## START Exercise inputs

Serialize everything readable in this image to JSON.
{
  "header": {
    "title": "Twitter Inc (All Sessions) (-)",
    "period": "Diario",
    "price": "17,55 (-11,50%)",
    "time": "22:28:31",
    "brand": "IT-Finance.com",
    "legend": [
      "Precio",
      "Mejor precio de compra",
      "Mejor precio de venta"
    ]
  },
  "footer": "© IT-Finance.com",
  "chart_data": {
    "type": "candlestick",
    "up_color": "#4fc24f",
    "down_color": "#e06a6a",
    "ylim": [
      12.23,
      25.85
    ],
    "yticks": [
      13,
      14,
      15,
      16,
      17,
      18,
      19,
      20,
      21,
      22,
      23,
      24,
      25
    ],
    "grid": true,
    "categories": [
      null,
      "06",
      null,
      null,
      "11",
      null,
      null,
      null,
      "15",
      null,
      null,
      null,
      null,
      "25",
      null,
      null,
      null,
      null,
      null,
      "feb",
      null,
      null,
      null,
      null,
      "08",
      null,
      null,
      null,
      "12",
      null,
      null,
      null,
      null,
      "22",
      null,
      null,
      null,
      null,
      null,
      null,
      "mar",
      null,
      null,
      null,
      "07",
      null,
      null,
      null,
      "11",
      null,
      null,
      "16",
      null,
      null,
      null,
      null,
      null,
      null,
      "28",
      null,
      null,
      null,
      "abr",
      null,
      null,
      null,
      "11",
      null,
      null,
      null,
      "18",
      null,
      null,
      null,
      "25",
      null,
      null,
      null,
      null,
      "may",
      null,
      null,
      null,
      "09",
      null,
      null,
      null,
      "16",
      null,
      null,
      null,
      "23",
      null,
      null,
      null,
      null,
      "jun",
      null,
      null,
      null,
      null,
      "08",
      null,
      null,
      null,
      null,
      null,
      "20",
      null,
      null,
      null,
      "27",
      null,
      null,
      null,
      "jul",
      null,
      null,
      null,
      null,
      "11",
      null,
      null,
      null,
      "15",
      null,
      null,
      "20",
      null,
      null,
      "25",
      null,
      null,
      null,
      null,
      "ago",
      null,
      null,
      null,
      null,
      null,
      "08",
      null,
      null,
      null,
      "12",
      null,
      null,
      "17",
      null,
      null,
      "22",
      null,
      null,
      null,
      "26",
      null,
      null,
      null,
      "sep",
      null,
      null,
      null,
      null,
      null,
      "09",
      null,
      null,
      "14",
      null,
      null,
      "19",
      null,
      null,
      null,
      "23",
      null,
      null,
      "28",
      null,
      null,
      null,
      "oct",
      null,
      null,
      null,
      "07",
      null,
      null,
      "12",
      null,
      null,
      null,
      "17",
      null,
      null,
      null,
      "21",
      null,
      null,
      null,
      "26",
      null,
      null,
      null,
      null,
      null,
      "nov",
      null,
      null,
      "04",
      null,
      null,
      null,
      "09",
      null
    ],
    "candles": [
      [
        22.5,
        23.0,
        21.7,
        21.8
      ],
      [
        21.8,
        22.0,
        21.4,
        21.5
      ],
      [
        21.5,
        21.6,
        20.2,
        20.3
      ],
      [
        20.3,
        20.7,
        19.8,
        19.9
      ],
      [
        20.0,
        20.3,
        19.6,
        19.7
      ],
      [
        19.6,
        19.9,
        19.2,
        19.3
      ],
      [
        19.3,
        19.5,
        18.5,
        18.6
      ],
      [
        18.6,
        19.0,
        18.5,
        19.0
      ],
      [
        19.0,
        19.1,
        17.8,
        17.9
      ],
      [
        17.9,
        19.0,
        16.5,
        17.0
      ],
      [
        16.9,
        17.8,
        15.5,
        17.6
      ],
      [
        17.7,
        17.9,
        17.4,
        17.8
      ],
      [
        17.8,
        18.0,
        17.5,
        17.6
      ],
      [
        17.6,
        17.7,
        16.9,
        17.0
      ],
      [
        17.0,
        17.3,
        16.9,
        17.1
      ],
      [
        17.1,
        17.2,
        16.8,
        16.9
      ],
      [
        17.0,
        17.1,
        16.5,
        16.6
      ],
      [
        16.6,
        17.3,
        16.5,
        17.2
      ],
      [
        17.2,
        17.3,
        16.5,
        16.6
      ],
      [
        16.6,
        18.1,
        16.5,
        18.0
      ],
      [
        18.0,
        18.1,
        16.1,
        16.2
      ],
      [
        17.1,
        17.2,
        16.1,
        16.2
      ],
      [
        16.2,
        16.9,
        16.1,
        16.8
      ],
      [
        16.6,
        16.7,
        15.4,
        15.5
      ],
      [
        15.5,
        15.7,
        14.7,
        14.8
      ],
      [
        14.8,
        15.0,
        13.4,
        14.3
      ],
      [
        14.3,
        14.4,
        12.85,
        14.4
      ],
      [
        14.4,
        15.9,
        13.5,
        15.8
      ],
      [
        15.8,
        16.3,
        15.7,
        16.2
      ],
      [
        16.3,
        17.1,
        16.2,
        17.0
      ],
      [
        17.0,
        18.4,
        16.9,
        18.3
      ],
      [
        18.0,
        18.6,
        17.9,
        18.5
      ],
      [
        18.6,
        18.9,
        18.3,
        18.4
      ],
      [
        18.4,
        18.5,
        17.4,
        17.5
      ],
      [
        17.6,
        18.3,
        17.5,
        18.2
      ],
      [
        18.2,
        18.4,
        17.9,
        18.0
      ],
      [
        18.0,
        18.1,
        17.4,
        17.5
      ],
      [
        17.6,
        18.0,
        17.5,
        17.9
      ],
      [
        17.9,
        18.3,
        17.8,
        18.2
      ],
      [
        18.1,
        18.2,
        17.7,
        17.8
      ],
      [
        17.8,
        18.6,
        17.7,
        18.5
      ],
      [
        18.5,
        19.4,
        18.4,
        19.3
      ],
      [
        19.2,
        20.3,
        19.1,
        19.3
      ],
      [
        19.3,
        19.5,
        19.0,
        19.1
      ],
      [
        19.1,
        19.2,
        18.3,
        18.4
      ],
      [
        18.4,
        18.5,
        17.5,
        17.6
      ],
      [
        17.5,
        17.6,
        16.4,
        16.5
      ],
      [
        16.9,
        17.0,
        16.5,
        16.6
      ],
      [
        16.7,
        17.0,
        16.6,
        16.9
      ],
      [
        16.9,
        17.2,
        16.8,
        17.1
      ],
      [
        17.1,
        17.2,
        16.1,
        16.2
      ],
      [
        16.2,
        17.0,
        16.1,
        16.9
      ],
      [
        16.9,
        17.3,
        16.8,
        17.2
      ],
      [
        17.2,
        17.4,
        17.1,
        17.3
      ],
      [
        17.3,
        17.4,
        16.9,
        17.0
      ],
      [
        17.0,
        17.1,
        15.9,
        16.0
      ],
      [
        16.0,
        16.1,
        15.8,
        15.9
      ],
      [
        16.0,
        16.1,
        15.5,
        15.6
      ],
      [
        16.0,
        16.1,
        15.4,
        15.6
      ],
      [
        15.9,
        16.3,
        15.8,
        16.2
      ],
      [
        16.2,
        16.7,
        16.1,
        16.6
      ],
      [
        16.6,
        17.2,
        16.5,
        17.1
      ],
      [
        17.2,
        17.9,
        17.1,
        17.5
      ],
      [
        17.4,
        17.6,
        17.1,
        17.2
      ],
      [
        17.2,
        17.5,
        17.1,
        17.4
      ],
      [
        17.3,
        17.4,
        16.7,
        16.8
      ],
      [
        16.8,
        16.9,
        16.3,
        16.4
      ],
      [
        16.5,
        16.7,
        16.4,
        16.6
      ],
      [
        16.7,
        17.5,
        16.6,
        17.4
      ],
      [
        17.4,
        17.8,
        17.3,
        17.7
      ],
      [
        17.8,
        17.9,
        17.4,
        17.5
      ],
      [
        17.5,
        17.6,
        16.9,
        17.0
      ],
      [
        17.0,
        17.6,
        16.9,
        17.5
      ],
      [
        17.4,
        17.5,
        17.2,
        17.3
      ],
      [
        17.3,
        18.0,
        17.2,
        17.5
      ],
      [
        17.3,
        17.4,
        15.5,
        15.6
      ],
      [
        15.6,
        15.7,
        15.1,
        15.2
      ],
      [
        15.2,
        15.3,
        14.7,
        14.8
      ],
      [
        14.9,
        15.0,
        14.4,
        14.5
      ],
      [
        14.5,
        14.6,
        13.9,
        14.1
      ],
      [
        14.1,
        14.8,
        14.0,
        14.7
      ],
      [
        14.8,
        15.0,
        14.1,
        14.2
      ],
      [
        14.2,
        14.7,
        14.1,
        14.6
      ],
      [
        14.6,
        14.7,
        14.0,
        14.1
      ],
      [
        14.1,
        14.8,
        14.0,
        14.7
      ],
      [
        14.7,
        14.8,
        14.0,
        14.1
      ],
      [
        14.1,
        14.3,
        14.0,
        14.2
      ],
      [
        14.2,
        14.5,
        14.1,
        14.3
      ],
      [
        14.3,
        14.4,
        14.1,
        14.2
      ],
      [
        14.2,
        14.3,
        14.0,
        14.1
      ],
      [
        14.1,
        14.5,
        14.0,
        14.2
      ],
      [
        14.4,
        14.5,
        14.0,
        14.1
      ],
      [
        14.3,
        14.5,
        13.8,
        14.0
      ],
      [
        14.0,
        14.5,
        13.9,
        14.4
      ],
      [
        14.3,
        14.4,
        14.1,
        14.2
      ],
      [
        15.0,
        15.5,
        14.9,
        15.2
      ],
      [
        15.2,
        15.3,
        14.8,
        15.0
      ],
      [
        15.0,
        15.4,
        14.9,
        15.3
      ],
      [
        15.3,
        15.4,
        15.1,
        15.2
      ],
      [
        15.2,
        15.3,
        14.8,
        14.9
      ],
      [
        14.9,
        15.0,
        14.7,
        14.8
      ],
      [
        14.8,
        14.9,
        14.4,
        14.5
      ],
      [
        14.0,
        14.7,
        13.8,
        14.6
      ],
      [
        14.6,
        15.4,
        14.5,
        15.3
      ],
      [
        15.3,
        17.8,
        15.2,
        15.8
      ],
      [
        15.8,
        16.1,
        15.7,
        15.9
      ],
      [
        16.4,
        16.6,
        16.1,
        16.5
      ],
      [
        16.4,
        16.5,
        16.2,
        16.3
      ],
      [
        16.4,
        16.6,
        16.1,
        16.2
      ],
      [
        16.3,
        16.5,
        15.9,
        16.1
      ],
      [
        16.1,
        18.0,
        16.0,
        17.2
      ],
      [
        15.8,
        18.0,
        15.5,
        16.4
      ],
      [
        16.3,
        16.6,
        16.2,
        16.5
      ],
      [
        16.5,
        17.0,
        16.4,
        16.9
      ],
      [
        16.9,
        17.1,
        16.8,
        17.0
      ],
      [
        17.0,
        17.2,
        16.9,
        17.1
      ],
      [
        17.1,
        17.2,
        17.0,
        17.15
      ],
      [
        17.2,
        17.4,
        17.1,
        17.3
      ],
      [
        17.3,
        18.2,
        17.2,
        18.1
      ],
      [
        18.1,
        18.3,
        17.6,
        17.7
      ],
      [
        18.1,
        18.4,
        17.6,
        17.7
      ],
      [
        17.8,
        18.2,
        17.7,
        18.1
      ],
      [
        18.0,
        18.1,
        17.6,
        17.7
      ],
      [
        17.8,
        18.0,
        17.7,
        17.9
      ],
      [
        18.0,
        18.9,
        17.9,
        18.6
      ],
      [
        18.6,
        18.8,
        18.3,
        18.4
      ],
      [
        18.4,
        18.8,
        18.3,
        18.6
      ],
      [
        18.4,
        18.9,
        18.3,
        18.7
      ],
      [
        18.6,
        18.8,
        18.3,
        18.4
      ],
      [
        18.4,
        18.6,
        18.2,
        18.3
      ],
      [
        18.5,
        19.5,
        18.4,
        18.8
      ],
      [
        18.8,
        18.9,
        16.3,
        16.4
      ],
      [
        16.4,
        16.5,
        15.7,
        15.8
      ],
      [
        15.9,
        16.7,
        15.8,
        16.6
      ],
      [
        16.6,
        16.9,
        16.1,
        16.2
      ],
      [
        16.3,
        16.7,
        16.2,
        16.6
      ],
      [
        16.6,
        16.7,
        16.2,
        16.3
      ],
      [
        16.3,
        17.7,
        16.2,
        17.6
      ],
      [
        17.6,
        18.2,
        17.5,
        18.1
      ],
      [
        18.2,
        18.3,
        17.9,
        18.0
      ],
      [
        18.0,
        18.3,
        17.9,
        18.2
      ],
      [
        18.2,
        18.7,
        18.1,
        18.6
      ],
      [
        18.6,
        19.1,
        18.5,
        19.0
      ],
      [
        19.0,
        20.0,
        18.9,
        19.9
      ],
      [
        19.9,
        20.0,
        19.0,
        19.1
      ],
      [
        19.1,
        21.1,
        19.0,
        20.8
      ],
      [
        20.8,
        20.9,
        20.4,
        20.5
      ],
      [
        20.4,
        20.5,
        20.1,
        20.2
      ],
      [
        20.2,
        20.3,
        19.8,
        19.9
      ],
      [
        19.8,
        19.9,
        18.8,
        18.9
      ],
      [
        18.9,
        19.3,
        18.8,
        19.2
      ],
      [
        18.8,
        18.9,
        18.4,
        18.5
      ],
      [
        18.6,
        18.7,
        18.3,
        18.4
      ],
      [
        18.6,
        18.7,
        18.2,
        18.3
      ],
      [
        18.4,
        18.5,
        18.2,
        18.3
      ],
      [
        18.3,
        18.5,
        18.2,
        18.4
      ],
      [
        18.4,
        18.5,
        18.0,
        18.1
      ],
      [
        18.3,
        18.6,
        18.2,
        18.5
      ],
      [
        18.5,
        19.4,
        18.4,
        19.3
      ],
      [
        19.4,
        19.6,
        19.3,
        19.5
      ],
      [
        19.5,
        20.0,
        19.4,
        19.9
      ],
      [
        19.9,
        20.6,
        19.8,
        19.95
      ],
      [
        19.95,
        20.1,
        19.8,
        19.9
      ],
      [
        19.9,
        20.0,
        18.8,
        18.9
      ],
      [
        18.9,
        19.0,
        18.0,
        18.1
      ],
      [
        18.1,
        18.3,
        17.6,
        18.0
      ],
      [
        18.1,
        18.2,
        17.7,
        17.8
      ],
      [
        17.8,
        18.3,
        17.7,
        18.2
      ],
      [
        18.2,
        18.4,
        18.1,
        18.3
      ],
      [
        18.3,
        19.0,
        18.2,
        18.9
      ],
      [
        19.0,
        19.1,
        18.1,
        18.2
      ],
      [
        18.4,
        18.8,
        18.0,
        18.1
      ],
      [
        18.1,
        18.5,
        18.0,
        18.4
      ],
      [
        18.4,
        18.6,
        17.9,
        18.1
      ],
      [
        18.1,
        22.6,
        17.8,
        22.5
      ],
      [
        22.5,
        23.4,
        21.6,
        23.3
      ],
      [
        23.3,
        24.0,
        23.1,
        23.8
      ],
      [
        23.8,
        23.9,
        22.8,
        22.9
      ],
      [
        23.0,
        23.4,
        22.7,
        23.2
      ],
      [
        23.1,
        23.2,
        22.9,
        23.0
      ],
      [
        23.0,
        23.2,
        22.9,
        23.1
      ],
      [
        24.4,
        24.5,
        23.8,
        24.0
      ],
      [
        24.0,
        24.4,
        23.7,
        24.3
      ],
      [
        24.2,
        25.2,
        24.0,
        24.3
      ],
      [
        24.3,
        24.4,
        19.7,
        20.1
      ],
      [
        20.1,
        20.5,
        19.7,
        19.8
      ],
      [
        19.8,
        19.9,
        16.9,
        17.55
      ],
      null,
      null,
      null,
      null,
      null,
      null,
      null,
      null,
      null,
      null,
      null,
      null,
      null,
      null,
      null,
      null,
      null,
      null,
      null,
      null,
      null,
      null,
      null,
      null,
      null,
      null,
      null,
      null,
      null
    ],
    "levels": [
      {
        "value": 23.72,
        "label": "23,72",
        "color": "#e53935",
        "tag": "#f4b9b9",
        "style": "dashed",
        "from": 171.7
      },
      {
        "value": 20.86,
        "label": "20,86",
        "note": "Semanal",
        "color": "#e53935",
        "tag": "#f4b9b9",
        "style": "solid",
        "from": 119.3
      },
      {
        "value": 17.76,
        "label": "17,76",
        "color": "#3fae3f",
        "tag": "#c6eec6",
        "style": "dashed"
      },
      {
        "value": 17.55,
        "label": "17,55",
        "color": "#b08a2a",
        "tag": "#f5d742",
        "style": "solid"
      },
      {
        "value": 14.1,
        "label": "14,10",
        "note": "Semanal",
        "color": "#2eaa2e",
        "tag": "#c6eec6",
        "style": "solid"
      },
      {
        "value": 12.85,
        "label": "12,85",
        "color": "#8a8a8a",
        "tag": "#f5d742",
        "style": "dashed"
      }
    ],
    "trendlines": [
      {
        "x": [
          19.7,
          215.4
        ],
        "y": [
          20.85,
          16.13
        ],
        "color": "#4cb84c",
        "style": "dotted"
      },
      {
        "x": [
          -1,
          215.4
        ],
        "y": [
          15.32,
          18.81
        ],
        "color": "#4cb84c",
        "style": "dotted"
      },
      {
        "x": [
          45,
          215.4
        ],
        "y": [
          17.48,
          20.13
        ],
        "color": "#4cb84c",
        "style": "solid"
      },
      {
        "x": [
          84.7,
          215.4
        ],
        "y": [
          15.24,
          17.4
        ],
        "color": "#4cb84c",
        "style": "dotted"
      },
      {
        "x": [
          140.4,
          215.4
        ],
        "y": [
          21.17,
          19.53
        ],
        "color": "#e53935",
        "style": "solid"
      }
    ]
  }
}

## END Exercise inputs

▸ Short problem:
From the data above, gather every line that includes the word "value".

▸ Exercise output:
        "value": 23.72,
        "value": 20.86,
        "value": 17.76,
        "value": 17.55,
        "value": 14.1,
        "value": 12.85,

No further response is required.